Return the material word for word. Do not include the pictures.

Begin

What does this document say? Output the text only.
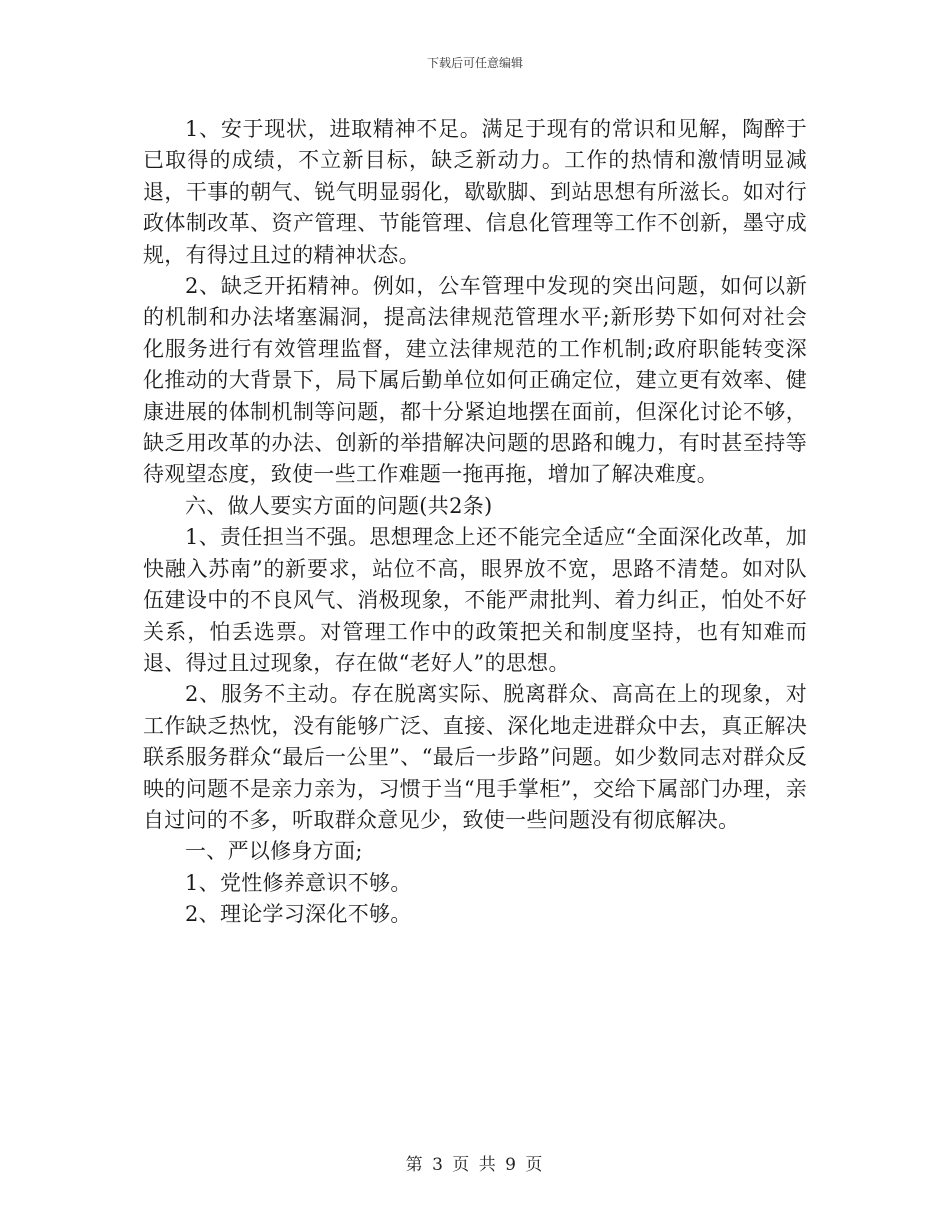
下载后可任意编辑

1、安于现状，进取精神不足。满足于现有的常识和见解，陶醉于已取得的成绩，不立新目标，缺乏新动力。工作的热情和激情明显减退，干事的朝气、锐气明显弱化，歇歇脚、到站思想有所滋长。如对行政体制改革、资产管理、节能管理、信息化管理等工作不创新，墨守成规，有得过且过的精神状态。

2、缺乏开拓精神。例如，公车管理中发现的突出问题，如何以新的机制和办法堵塞漏洞，提高法律规范管理水平;新形势下如何对社会化服务进行有效管理监督，建立法律规范的工作机制;政府职能转变深化推动的大背景下，局下属后勤单位如何正确定位，建立更有效率、健康进展的体制机制等问题，都十分紧迫地摆在面前，但深化讨论不够，缺乏用改革的办法、创新的举措解决问题的思路和魄力，有时甚至持等待观望态度，致使一些工作难题一拖再拖，增加了解决难度。

六、做人要实方面的问题(共2条)

1、责任担当不强。思想理念上还不能完全适应“全面深化改革，加快融入苏南”的新要求，站位不高，眼界放不宽，思路不清楚。如对队伍建设中的不良风气、消极现象，不能严肃批判、着力纠正，怕处不好关系，怕丢选票。对管理工作中的政策把关和制度坚持，也有知难而退、得过且过现象，存在做“老好人”的思想。

2、服务不主动。存在脱离实际、脱离群众、高高在上的现象，对工作缺乏热忱，没有能够广泛、直接、深化地走进群众中去，真正解决联系服务群众“最后一公里”、“最后一步路”问题。如少数同志对群众反映的问题不是亲力亲为，习惯于当“甩手掌柜”，交给下属部门办理，亲自过问的不多，听取群众意见少，致使一些问题没有彻底解决。

一、严以修身方面;

1、党性修养意识不够。

2、理论学习深化不够。

第 3 页 共 9 页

End

**Task response**
What does this document say? Output the text only.
下载后可任意编辑

1、安于现状，进取精神不足。满足于现有的常识和见解，陶醉于已取得的成绩，不立新目标，缺乏新动力。工作的热情和激情明显减退，干事的朝气、锐气明显弱化，歇歇脚、到站思想有所滋长。如对行政体制改革、资产管理、节能管理、信息化管理等工作不创新，墨守成规，有得过且过的精神状态。

2、缺乏开拓精神。例如，公车管理中发现的突出问题，如何以新的机制和办法堵塞漏洞，提高法律规范管理水平;新形势下如何对社会化服务进行有效管理监督，建立法律规范的工作机制;政府职能转变深化推动的大背景下，局下属后勤单位如何正确定位，建立更有效率、健康进展的体制机制等问题，都十分紧迫地摆在面前，但深化讨论不够，缺乏用改革的办法、创新的举措解决问题的思路和魄力，有时甚至持等待观望态度，致使一些工作难题一拖再拖，增加了解决难度。

六、做人要实方面的问题(共2条)

1、责任担当不强。思想理念上还不能完全适应“全面深化改革，加快融入苏南”的新要求，站位不高，眼界放不宽，思路不清楚。如对队伍建设中的不良风气、消极现象，不能严肃批判、着力纠正，怕处不好关系，怕丢选票。对管理工作中的政策把关和制度坚持，也有知难而退、得过且过现象，存在做“老好人”的思想。

2、服务不主动。存在脱离实际、脱离群众、高高在上的现象，对工作缺乏热忱，没有能够广泛、直接、深化地走进群众中去，真正解决联系服务群众“最后一公里”、“最后一步路”问题。如少数同志对群众反映的问题不是亲力亲为，习惯于当“甩手掌柜”，交给下属部门办理，亲自过问的不多，听取群众意见少，致使一些问题没有彻底解决。

一、严以修身方面;

1、党性修养意识不够。

2、理论学习深化不够。

第 3 页 共 9 页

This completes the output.